YOUR OBJECTIVE
Look through the data below and return each line where "Home" appears.

PROVIDED RECORDS
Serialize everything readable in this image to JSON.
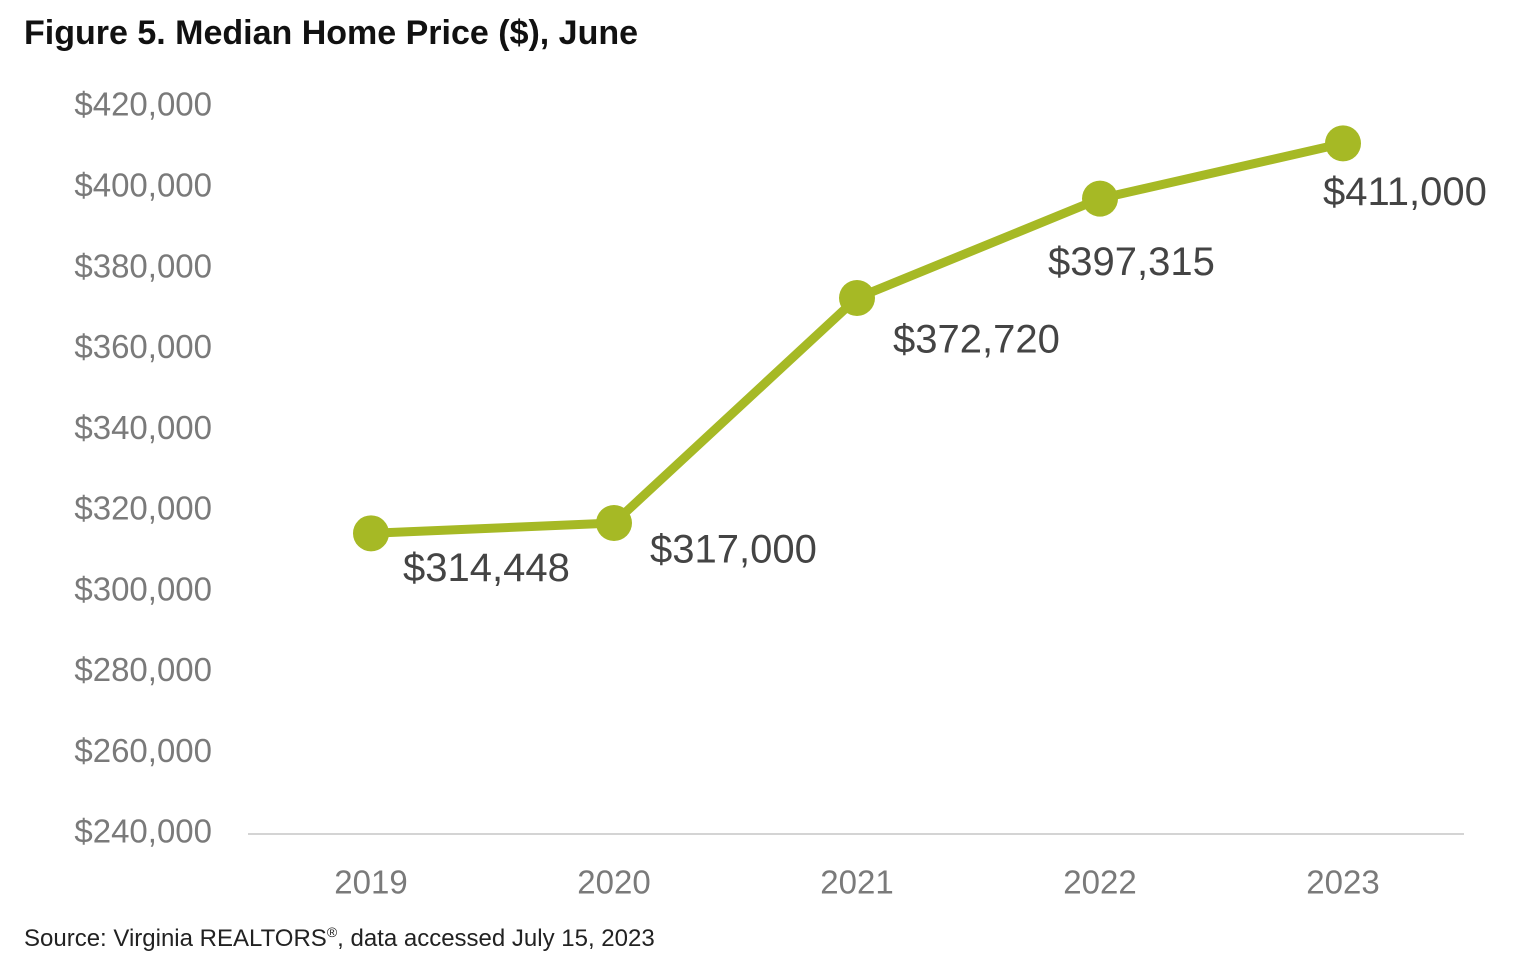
{
  "chart_data": {
    "type": "line",
    "title": "Figure 5. Median Home Price ($), June",
    "categories": [
      "2019",
      "2020",
      "2021",
      "2022",
      "2023"
    ],
    "series": [
      {
        "name": "Median Home Price",
        "values": [
          314448,
          317000,
          372720,
          397315,
          411000
        ],
        "data_labels": [
          "$314,448",
          "$317,000",
          "$372,720",
          "$397,315",
          "$411,000"
        ],
        "color": "#a6b925"
      }
    ],
    "y_ticks": [
      "$420,000",
      "$400,000",
      "$380,000",
      "$360,000",
      "$340,000",
      "$320,000",
      "$300,000",
      "$280,000",
      "$260,000",
      "$240,000"
    ],
    "ylim": [
      240000,
      420000
    ],
    "xlabel": "",
    "ylabel": "",
    "grid": false,
    "source": "Source: Virginia REALTORS",
    "source_mark": "®",
    "source_tail": ", data accessed July 15, 2023"
  }
}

RESULT OF THE TASK
    "title": "Figure 5. Median Home Price ($), June",
        "name": "Median Home Price",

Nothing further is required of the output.